- WHAT IS EXPECTED: Whenever a line contains the string "Class", copy it out of the entries.

:::

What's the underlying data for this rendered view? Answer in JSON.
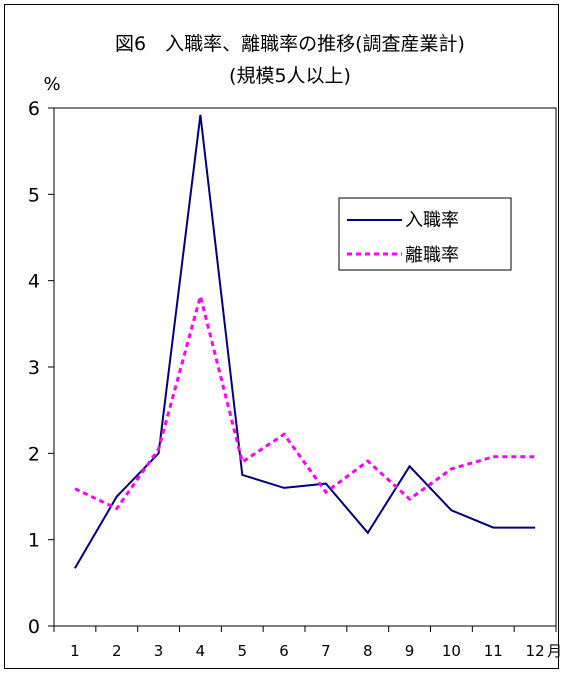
{
  "chart_data": {
    "type": "line",
    "title": "図6　入職率、離職率の推移(調査産業計)",
    "subtitle": "(規模5人以上)",
    "ylabel": "%",
    "xlabel": "",
    "x_unit": "月",
    "categories": [
      "1",
      "2",
      "3",
      "4",
      "5",
      "6",
      "7",
      "8",
      "9",
      "10",
      "11",
      "12"
    ],
    "ylim": [
      0,
      6
    ],
    "yticks": [
      "0",
      "1",
      "2",
      "3",
      "4",
      "5",
      "6"
    ],
    "grid": false,
    "legend_position": "right",
    "series": [
      {
        "name": "入職率",
        "color": "#000080",
        "style": "solid",
        "values": [
          0.67,
          1.5,
          2.0,
          5.92,
          1.75,
          1.6,
          1.65,
          1.08,
          1.85,
          1.34,
          1.14,
          1.14
        ]
      },
      {
        "name": "離職率",
        "color": "#FF00FF",
        "style": "dashed",
        "values": [
          1.59,
          1.36,
          2.05,
          3.82,
          1.9,
          2.22,
          1.55,
          1.91,
          1.47,
          1.82,
          1.96,
          1.96
        ]
      }
    ]
  }
}
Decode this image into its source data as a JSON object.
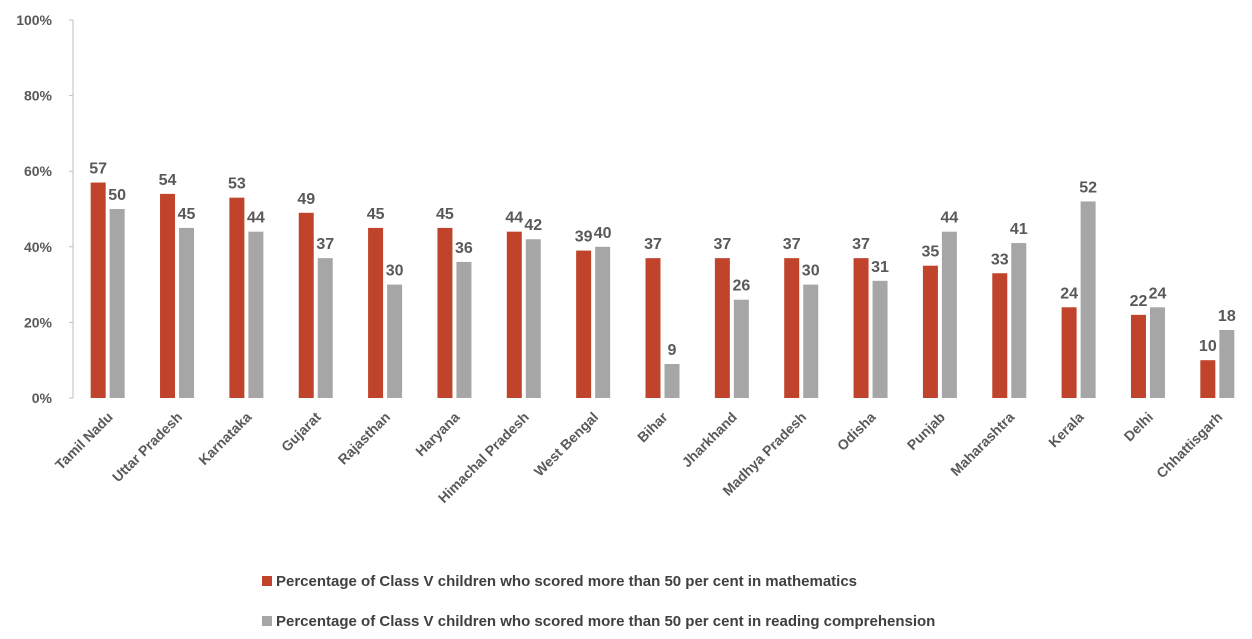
{
  "chart_data": {
    "type": "bar",
    "categories": [
      "Tamil Nadu",
      "Uttar Pradesh",
      "Karnataka",
      "Gujarat",
      "Rajasthan",
      "Haryana",
      "Himachal Pradesh",
      "West Bengal",
      "Bihar",
      "Jharkhand",
      "Madhya Pradesh",
      "Odisha",
      "Punjab",
      "Maharashtra",
      "Kerala",
      "Delhi",
      "Chhattisgarh"
    ],
    "series": [
      {
        "name": "Percentage of Class V children who scored more than 50 per cent in mathematics",
        "color": "#c0442b",
        "values": [
          57,
          54,
          53,
          49,
          45,
          45,
          44,
          39,
          37,
          37,
          37,
          37,
          35,
          33,
          24,
          22,
          10
        ]
      },
      {
        "name": "Percentage of Class V children who scored more than 50 per cent in reading comprehension",
        "color": "#a6a6a6",
        "values": [
          50,
          45,
          44,
          37,
          30,
          36,
          42,
          40,
          9,
          26,
          30,
          31,
          44,
          41,
          52,
          24,
          18
        ]
      }
    ],
    "ylim": [
      0,
      100
    ],
    "yticks": [
      {
        "value": 0,
        "label": "0%"
      },
      {
        "value": 20,
        "label": "20%"
      },
      {
        "value": 40,
        "label": "40%"
      },
      {
        "value": 60,
        "label": "60%"
      },
      {
        "value": 80,
        "label": "80%"
      },
      {
        "value": 100,
        "label": "100%"
      }
    ],
    "legend": "bottom"
  }
}
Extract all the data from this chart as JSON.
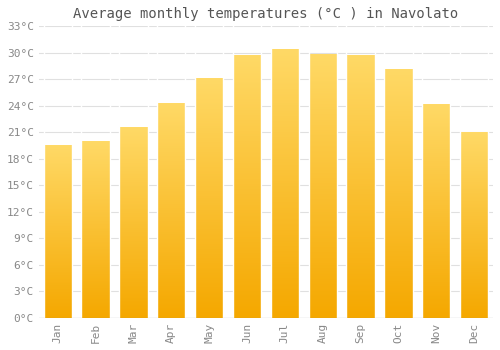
{
  "title": "Average monthly temperatures (°C ) in Navolato",
  "months": [
    "Jan",
    "Feb",
    "Mar",
    "Apr",
    "May",
    "Jun",
    "Jul",
    "Aug",
    "Sep",
    "Oct",
    "Nov",
    "Dec"
  ],
  "values": [
    19.5,
    20.0,
    21.5,
    24.3,
    27.1,
    29.7,
    30.4,
    29.8,
    29.7,
    28.1,
    24.1,
    21.0
  ],
  "bar_color_bottom": "#F5A800",
  "bar_color_top": "#FFD966",
  "bar_edge_color": "#FFFFFF",
  "ylim": [
    0,
    33
  ],
  "yticks": [
    0,
    3,
    6,
    9,
    12,
    15,
    18,
    21,
    24,
    27,
    30,
    33
  ],
  "ytick_labels": [
    "0°C",
    "3°C",
    "6°C",
    "9°C",
    "12°C",
    "15°C",
    "18°C",
    "21°C",
    "24°C",
    "27°C",
    "30°C",
    "33°C"
  ],
  "bg_color": "#FFFFFF",
  "grid_color": "#E0E0E0",
  "title_fontsize": 10,
  "tick_fontsize": 8,
  "font_family": "monospace"
}
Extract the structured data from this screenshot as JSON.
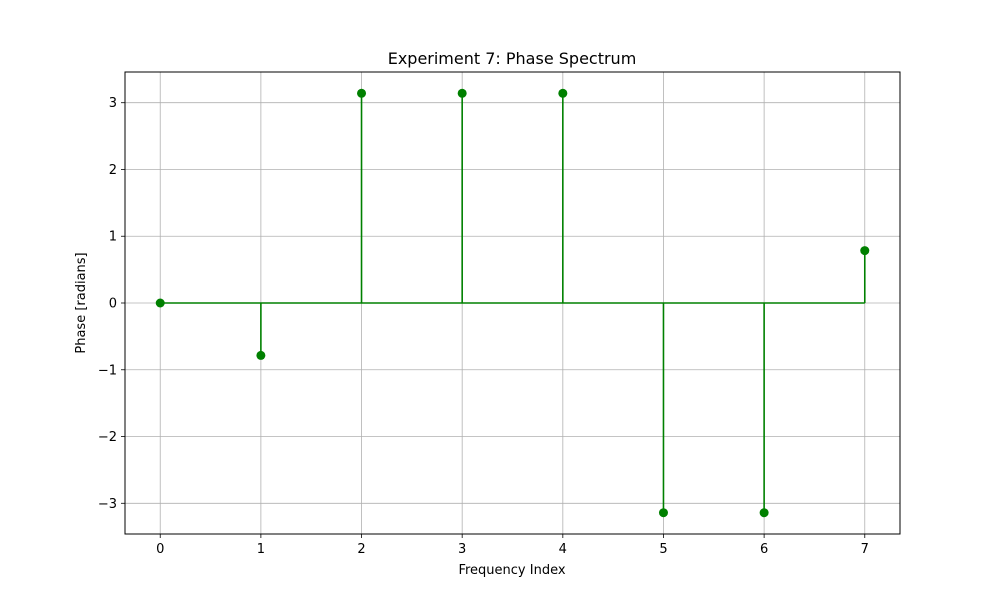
{
  "chart_data": {
    "type": "stem",
    "title": "Experiment 7: Phase Spectrum",
    "xlabel": "Frequency Index",
    "ylabel": "Phase [radians]",
    "x": [
      0,
      1,
      2,
      3,
      4,
      5,
      6,
      7
    ],
    "values": [
      0,
      -0.785,
      3.1416,
      3.1416,
      3.1416,
      -3.1416,
      -3.1416,
      0.785
    ],
    "xlim": [
      -0.35,
      7.35
    ],
    "ylim": [
      -3.46,
      3.46
    ],
    "xticks": [
      0,
      1,
      2,
      3,
      4,
      5,
      6,
      7
    ],
    "xtick_labels": [
      "0",
      "1",
      "2",
      "3",
      "4",
      "5",
      "6",
      "7"
    ],
    "yticks": [
      -3,
      -2,
      -1,
      0,
      1,
      2,
      3
    ],
    "ytick_labels": [
      "−3",
      "−2",
      "−1",
      "0",
      "1",
      "2",
      "3"
    ],
    "grid": true,
    "baseline": 0,
    "color": "#008000",
    "grid_color": "#b0b0b0"
  }
}
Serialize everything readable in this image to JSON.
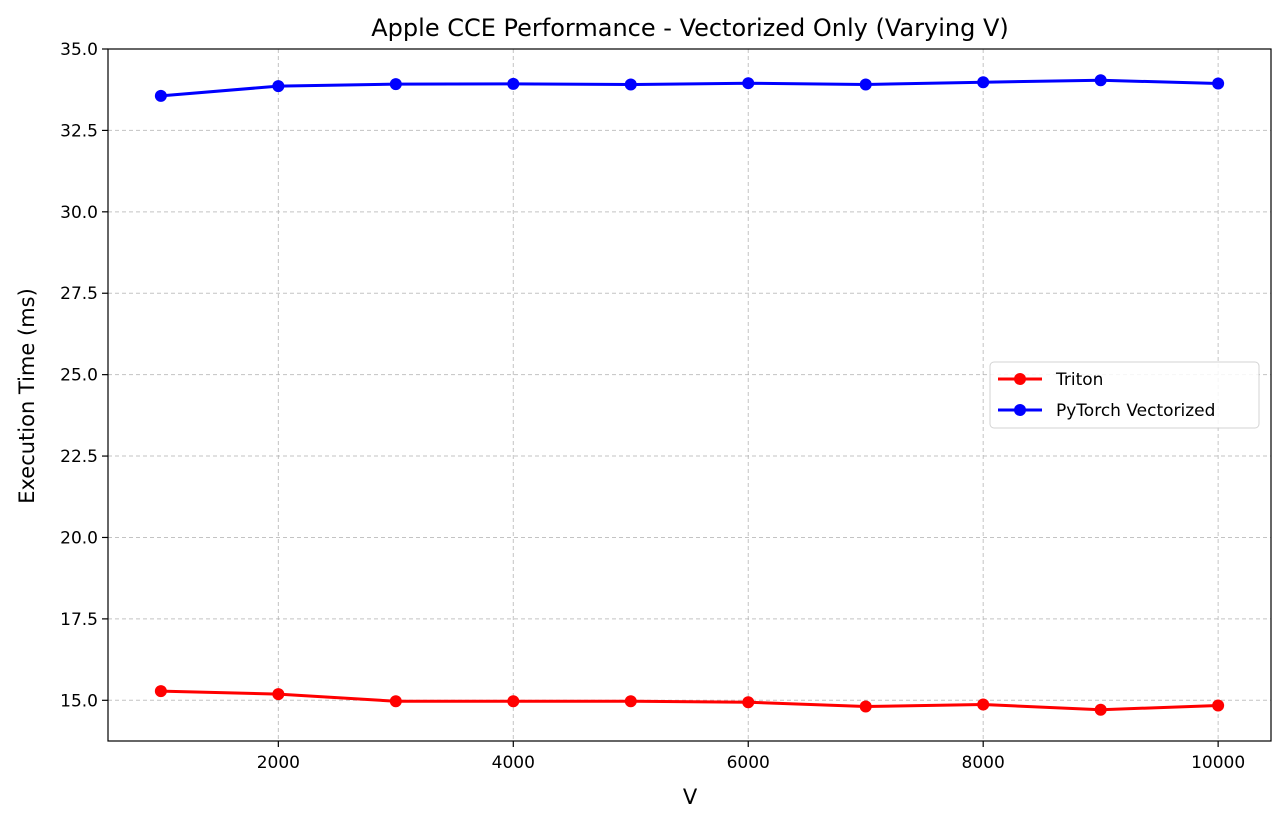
{
  "chart_data": {
    "type": "line",
    "title": "Apple CCE Performance - Vectorized Only (Varying V)",
    "xlabel": "V",
    "ylabel": "Execution Time (ms)",
    "x": [
      1000,
      2000,
      3000,
      4000,
      5000,
      6000,
      7000,
      8000,
      9000,
      10000
    ],
    "xlim": [
      550,
      10450
    ],
    "ylim": [
      13.75,
      35.0
    ],
    "xticks": [
      2000,
      4000,
      6000,
      8000,
      10000
    ],
    "xtick_labels": [
      "2000",
      "4000",
      "6000",
      "8000",
      "10000"
    ],
    "yticks": [
      15.0,
      17.5,
      20.0,
      22.5,
      25.0,
      27.5,
      30.0,
      32.5,
      35.0
    ],
    "ytick_labels": [
      "15.0",
      "17.5",
      "20.0",
      "22.5",
      "25.0",
      "27.5",
      "30.0",
      "32.5",
      "35.0"
    ],
    "grid": true,
    "legend_position": "center-right",
    "series": [
      {
        "name": "Triton",
        "color": "#ff0000",
        "marker": "circle",
        "values": [
          15.28,
          15.19,
          14.97,
          14.97,
          14.97,
          14.94,
          14.81,
          14.87,
          14.71,
          14.84
        ]
      },
      {
        "name": "PyTorch Vectorized",
        "color": "#0000ff",
        "marker": "circle",
        "values": [
          33.56,
          33.86,
          33.92,
          33.93,
          33.91,
          33.95,
          33.91,
          33.98,
          34.04,
          33.94
        ]
      }
    ]
  }
}
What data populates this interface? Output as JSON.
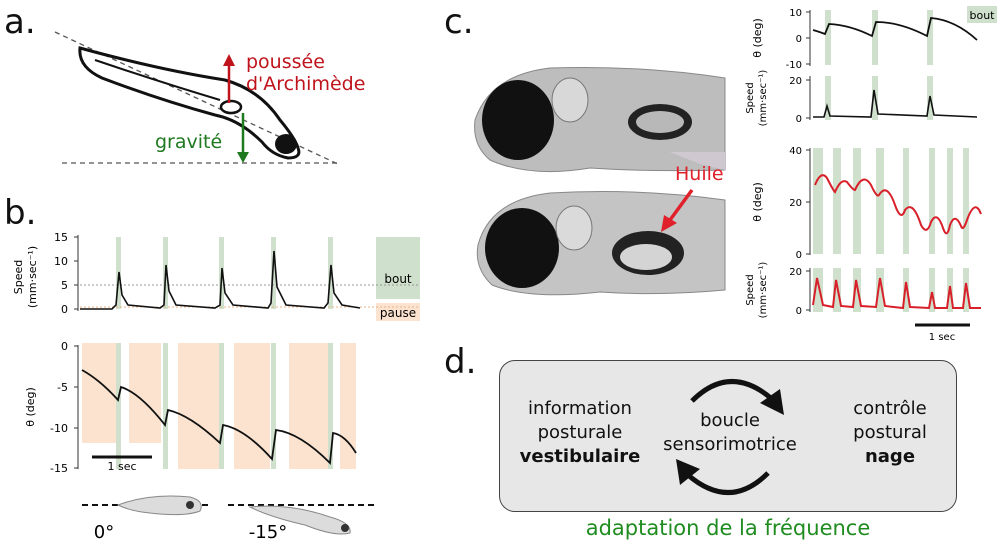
{
  "panels": {
    "a": {
      "letter": "a.",
      "buoyancy_label_1": "poussée",
      "buoyancy_label_2": "d'Archimède",
      "gravity_label": "gravité",
      "colors": {
        "buoyancy": "#c0141c",
        "gravity": "#1f7a1f"
      }
    },
    "b": {
      "letter": "b.",
      "speed_axis_title_1": "Speed",
      "speed_axis_title_2": "(mm·sec⁻¹)",
      "speed_ticks": [
        "15",
        "10",
        "5",
        "0"
      ],
      "angle_axis_title": "θ (deg)",
      "angle_ticks": [
        "0",
        "-5",
        "-10",
        "-15"
      ],
      "bout_label": "bout",
      "pause_label": "pause",
      "scale_label": "1 sec",
      "pose_labels": [
        "0°",
        "-15°"
      ],
      "colors": {
        "bout": "#cfe0cc",
        "pause": "#fbe3cf"
      }
    },
    "c": {
      "letter": "c.",
      "oil_label": "Huile",
      "top_angle_axis_title": "θ (deg)",
      "top_angle_ticks": [
        "10",
        "0",
        "-10"
      ],
      "top_speed_axis_title_1": "Speed",
      "top_speed_axis_title_2": "(mm·sec⁻¹)",
      "top_speed_ticks": [
        "20",
        "0"
      ],
      "bout_label": "bout",
      "bottom_angle_axis_title": "θ (deg)",
      "bottom_angle_ticks": [
        "40",
        "20",
        "0"
      ],
      "bottom_speed_axis_title_1": "Speed",
      "bottom_speed_axis_title_2": "(mm·sec⁻¹)",
      "bottom_speed_ticks": [
        "20",
        "0"
      ],
      "scale_label": "1 sec",
      "colors": {
        "oil": "#e0202a",
        "trace_red": "#d8202a",
        "bout": "#cfe0cc"
      }
    },
    "d": {
      "letter": "d.",
      "left_line1": "information",
      "left_line2": "posturale",
      "left_line3": "vestibulaire",
      "center_line1": "boucle",
      "center_line2": "sensorimotrice",
      "right_line1": "contrôle",
      "right_line2": "postural",
      "right_line3": "nage",
      "footer": "adaptation de la fréquence",
      "colors": {
        "footer": "#1f8c1f",
        "box": "#e6e7e6"
      }
    }
  },
  "chart_data": [
    {
      "type": "line",
      "panel": "b-speed",
      "ylabel": "Speed (mm·sec⁻¹)",
      "ylim": [
        0,
        15
      ],
      "yticks": [
        0,
        5,
        10,
        15
      ],
      "bout_peaks": [
        7.5,
        9,
        8.5,
        12,
        9
      ],
      "pause_level": 0.5,
      "threshold": 5
    },
    {
      "type": "line",
      "panel": "b-angle",
      "ylabel": "θ (deg)",
      "ylim": [
        -15,
        0
      ],
      "yticks": [
        0,
        -5,
        -10,
        -15
      ],
      "pre_bout": [
        -6.5,
        -9.5,
        -11.5,
        -13.5,
        -11.5
      ],
      "post_bout": [
        -5.5,
        -7,
        -8,
        -8.5,
        -7
      ]
    },
    {
      "type": "line",
      "panel": "c-top-angle",
      "ylabel": "θ (deg)",
      "ylim": [
        -10,
        10
      ],
      "yticks": [
        -10,
        0,
        10
      ]
    },
    {
      "type": "line",
      "panel": "c-bottom-angle",
      "ylabel": "θ (deg)",
      "ylim": [
        0,
        40
      ],
      "yticks": [
        0,
        20,
        40
      ]
    }
  ]
}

:::

- REPLY:
        "name": "Percentage of Class V children who scored more than 50 per cent in mathematics",
        "name": "Percentage of Class V children who scored more than 50 per cent in reading comprehension",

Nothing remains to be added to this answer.